_RECORDS PROVIDED:_
+ + + + + + +
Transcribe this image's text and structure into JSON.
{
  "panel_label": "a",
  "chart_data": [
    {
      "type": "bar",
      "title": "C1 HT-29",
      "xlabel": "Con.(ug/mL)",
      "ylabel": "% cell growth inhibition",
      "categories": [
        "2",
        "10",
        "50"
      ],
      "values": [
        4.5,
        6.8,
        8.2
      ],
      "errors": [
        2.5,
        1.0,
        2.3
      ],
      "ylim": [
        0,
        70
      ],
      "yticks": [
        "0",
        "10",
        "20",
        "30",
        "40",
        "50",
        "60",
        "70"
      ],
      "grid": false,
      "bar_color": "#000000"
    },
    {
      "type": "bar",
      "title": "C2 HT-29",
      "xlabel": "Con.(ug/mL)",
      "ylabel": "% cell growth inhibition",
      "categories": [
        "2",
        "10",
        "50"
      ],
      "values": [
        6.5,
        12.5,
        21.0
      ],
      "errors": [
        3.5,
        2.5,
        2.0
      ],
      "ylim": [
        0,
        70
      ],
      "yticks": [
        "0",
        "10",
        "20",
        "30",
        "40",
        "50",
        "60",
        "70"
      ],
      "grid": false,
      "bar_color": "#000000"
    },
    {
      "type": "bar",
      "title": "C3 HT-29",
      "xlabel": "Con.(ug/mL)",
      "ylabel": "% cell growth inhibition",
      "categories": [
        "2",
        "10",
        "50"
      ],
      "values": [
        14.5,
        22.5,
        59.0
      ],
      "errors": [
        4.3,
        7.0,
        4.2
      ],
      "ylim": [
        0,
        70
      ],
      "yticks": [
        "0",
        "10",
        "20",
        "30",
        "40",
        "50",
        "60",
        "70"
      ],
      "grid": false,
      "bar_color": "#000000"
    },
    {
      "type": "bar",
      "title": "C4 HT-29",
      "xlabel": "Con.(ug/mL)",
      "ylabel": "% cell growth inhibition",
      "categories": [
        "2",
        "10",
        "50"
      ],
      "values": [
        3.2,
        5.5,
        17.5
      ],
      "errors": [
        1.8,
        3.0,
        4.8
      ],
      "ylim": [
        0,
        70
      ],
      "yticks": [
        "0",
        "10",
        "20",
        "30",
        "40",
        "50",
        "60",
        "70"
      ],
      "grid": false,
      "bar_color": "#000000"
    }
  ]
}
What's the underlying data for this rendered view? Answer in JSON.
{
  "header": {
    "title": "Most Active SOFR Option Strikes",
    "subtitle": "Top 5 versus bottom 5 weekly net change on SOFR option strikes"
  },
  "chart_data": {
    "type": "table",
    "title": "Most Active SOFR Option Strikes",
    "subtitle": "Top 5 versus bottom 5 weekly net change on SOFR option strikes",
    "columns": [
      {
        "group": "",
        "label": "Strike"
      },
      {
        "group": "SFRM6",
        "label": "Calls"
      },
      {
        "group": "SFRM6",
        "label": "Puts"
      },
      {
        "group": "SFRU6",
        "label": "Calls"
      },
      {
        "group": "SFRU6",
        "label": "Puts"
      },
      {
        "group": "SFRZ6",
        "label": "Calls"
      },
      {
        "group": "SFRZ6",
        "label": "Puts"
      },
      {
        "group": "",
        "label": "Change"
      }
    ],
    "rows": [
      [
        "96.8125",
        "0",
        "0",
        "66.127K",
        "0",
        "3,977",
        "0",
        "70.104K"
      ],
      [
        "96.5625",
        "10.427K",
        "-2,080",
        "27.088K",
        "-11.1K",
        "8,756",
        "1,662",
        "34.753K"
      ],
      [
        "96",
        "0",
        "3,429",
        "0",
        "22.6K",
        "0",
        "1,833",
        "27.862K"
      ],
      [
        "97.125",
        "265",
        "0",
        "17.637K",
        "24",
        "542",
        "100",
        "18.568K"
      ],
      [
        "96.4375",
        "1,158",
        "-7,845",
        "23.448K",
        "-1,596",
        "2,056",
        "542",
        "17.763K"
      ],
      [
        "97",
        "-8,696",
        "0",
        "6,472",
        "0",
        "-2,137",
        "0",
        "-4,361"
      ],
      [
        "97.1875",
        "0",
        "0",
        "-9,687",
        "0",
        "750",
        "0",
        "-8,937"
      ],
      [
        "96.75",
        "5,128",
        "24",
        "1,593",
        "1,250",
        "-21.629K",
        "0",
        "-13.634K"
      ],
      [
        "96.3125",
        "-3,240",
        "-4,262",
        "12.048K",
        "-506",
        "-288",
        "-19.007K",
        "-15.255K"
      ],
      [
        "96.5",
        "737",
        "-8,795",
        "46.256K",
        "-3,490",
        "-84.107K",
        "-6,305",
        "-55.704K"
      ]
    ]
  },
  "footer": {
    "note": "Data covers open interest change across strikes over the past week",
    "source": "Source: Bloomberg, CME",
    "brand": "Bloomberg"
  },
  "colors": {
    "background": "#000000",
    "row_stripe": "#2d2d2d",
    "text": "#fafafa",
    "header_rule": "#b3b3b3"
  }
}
+ + + + + + +
Work out the count of lines containing the word "Bloomberg", then write only that count.

_ANSWER TO THIS PROBLEM:_ 2